_YOUR GOAL:_
Repeat every line of the listing below exactly, minus the pictures.

_SOURCE DATA:_
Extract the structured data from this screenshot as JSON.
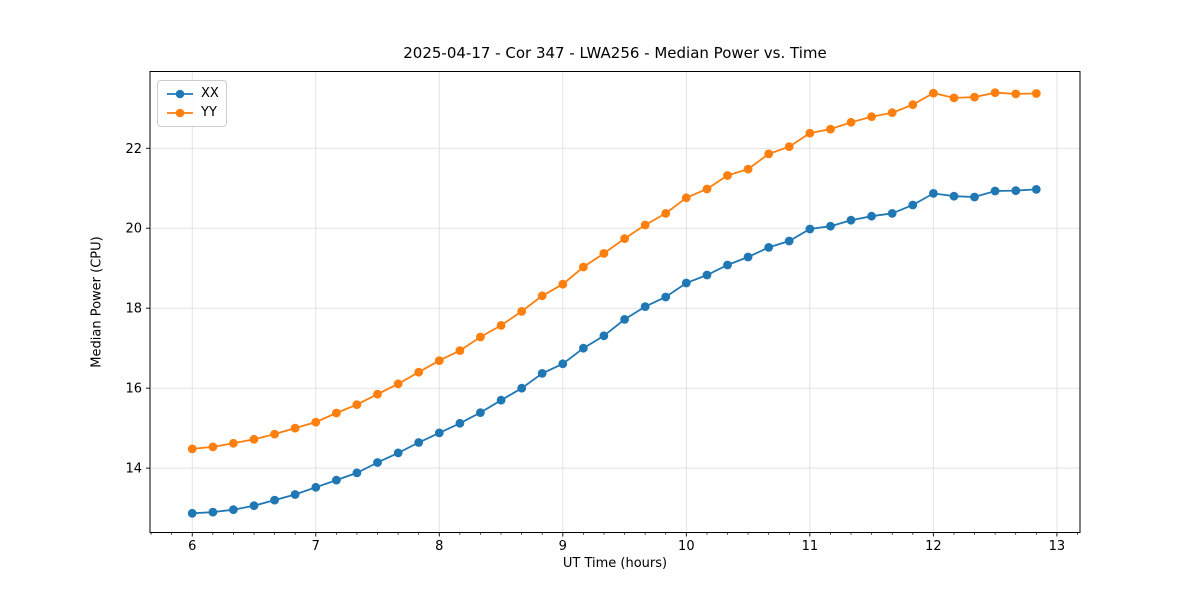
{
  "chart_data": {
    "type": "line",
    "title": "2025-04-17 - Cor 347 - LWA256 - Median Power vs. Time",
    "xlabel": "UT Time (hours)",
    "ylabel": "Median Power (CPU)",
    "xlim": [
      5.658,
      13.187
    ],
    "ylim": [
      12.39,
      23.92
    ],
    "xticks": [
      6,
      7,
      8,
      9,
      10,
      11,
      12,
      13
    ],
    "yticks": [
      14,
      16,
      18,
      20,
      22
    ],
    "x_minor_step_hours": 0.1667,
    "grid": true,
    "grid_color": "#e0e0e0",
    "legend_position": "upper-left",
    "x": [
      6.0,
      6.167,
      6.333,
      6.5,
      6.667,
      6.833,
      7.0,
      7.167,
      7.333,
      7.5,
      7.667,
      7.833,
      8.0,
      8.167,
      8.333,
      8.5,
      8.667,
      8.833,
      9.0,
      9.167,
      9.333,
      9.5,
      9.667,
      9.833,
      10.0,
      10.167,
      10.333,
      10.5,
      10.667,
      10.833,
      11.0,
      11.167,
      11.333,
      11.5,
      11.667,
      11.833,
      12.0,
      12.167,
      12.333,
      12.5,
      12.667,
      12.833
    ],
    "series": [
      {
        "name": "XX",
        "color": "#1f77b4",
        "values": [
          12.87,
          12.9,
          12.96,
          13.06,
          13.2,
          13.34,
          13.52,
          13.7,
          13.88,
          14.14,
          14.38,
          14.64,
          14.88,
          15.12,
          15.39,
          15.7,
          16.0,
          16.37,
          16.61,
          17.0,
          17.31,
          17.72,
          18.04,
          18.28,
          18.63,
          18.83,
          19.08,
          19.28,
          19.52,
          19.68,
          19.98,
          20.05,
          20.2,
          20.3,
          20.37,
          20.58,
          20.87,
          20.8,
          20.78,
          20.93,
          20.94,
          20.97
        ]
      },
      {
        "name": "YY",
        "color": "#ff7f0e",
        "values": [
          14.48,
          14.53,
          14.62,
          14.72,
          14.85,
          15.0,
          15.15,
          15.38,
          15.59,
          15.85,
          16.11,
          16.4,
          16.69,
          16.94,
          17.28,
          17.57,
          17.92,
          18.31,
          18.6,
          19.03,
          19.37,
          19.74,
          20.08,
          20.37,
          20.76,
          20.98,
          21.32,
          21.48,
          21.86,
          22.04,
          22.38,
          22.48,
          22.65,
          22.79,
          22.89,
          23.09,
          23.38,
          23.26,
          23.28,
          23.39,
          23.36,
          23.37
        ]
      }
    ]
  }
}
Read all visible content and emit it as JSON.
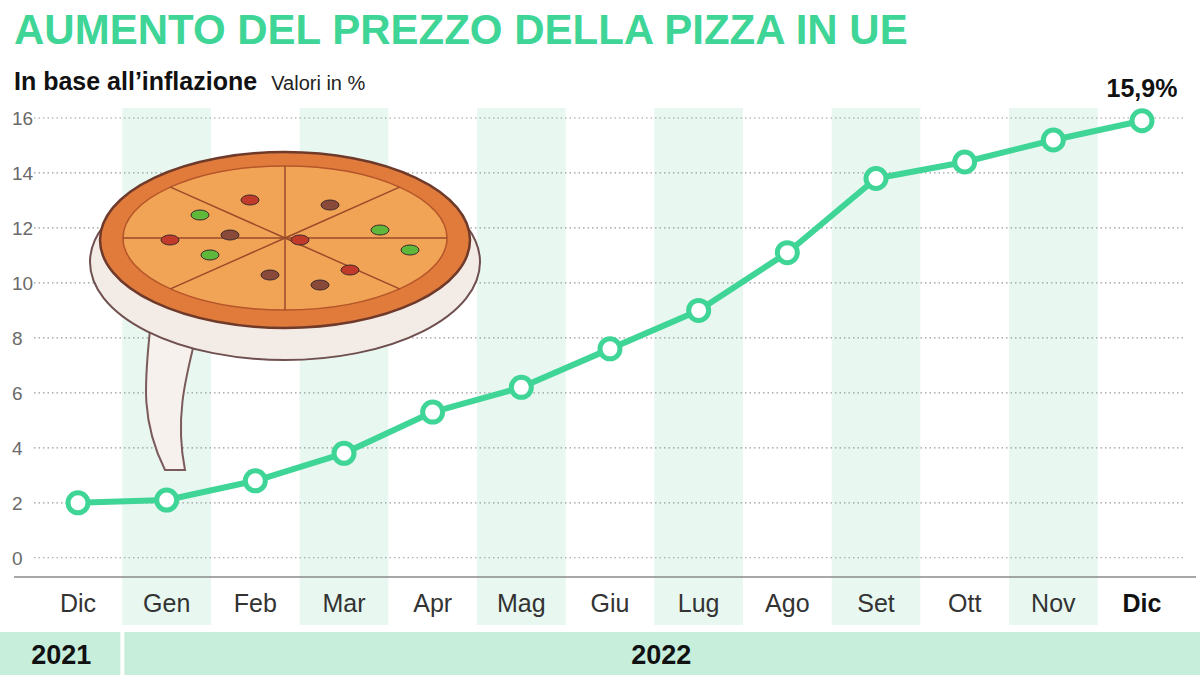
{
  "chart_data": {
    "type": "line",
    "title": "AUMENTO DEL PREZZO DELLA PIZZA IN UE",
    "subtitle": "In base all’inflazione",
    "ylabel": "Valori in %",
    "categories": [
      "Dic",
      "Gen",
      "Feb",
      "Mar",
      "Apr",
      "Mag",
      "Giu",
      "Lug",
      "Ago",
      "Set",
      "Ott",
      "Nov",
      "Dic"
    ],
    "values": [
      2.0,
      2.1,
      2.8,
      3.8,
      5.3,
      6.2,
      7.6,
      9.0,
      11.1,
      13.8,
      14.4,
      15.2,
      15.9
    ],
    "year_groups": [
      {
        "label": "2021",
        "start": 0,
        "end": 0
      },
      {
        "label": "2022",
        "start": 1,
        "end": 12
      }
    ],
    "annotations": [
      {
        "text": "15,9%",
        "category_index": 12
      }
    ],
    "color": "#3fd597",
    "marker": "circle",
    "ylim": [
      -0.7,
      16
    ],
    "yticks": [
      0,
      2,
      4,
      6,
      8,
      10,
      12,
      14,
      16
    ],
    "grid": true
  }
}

_IN RESPONSE:_
Extract the structured data from this screenshot as JSON.
{
  "chart_data": {
    "type": "line",
    "title": "2025-04-17 - Cor 347 - LWA256 - Median Power vs. Time",
    "xlabel": "UT Time (hours)",
    "ylabel": "Median Power (CPU)",
    "xlim": [
      5.658,
      13.187
    ],
    "ylim": [
      12.39,
      23.92
    ],
    "xticks": [
      6,
      7,
      8,
      9,
      10,
      11,
      12,
      13
    ],
    "yticks": [
      14,
      16,
      18,
      20,
      22
    ],
    "x_minor_step_hours": 0.1667,
    "grid": true,
    "grid_color": "#e0e0e0",
    "legend_position": "upper-left",
    "x": [
      6.0,
      6.167,
      6.333,
      6.5,
      6.667,
      6.833,
      7.0,
      7.167,
      7.333,
      7.5,
      7.667,
      7.833,
      8.0,
      8.167,
      8.333,
      8.5,
      8.667,
      8.833,
      9.0,
      9.167,
      9.333,
      9.5,
      9.667,
      9.833,
      10.0,
      10.167,
      10.333,
      10.5,
      10.667,
      10.833,
      11.0,
      11.167,
      11.333,
      11.5,
      11.667,
      11.833,
      12.0,
      12.167,
      12.333,
      12.5,
      12.667,
      12.833
    ],
    "series": [
      {
        "name": "XX",
        "color": "#1f77b4",
        "values": [
          12.87,
          12.9,
          12.96,
          13.06,
          13.2,
          13.34,
          13.52,
          13.7,
          13.88,
          14.14,
          14.38,
          14.64,
          14.88,
          15.12,
          15.39,
          15.7,
          16.0,
          16.37,
          16.61,
          17.0,
          17.31,
          17.72,
          18.04,
          18.28,
          18.63,
          18.83,
          19.08,
          19.28,
          19.52,
          19.68,
          19.98,
          20.05,
          20.2,
          20.3,
          20.37,
          20.58,
          20.87,
          20.8,
          20.78,
          20.93,
          20.94,
          20.97
        ]
      },
      {
        "name": "YY",
        "color": "#ff7f0e",
        "values": [
          14.48,
          14.53,
          14.62,
          14.72,
          14.85,
          15.0,
          15.15,
          15.38,
          15.59,
          15.85,
          16.11,
          16.4,
          16.69,
          16.94,
          17.28,
          17.57,
          17.92,
          18.31,
          18.6,
          19.03,
          19.37,
          19.74,
          20.08,
          20.37,
          20.76,
          20.98,
          21.32,
          21.48,
          21.86,
          22.04,
          22.38,
          22.48,
          22.65,
          22.79,
          22.89,
          23.09,
          23.38,
          23.26,
          23.28,
          23.39,
          23.36,
          23.37
        ]
      }
    ]
  }
}
Read all visible content and emit it as JSON.
{
  "chart_data": {
    "type": "line",
    "title": "AUMENTO DEL PREZZO DELLA PIZZA IN UE",
    "subtitle": "In base all’inflazione",
    "ylabel": "Valori in %",
    "categories": [
      "Dic",
      "Gen",
      "Feb",
      "Mar",
      "Apr",
      "Mag",
      "Giu",
      "Lug",
      "Ago",
      "Set",
      "Ott",
      "Nov",
      "Dic"
    ],
    "values": [
      2.0,
      2.1,
      2.8,
      3.8,
      5.3,
      6.2,
      7.6,
      9.0,
      11.1,
      13.8,
      14.4,
      15.2,
      15.9
    ],
    "year_groups": [
      {
        "label": "2021",
        "start": 0,
        "end": 0
      },
      {
        "label": "2022",
        "start": 1,
        "end": 12
      }
    ],
    "annotations": [
      {
        "text": "15,9%",
        "category_index": 12
      }
    ],
    "color": "#3fd597",
    "marker": "circle",
    "ylim": [
      -0.7,
      16
    ],
    "yticks": [
      0,
      2,
      4,
      6,
      8,
      10,
      12,
      14,
      16
    ],
    "grid": true
  }
}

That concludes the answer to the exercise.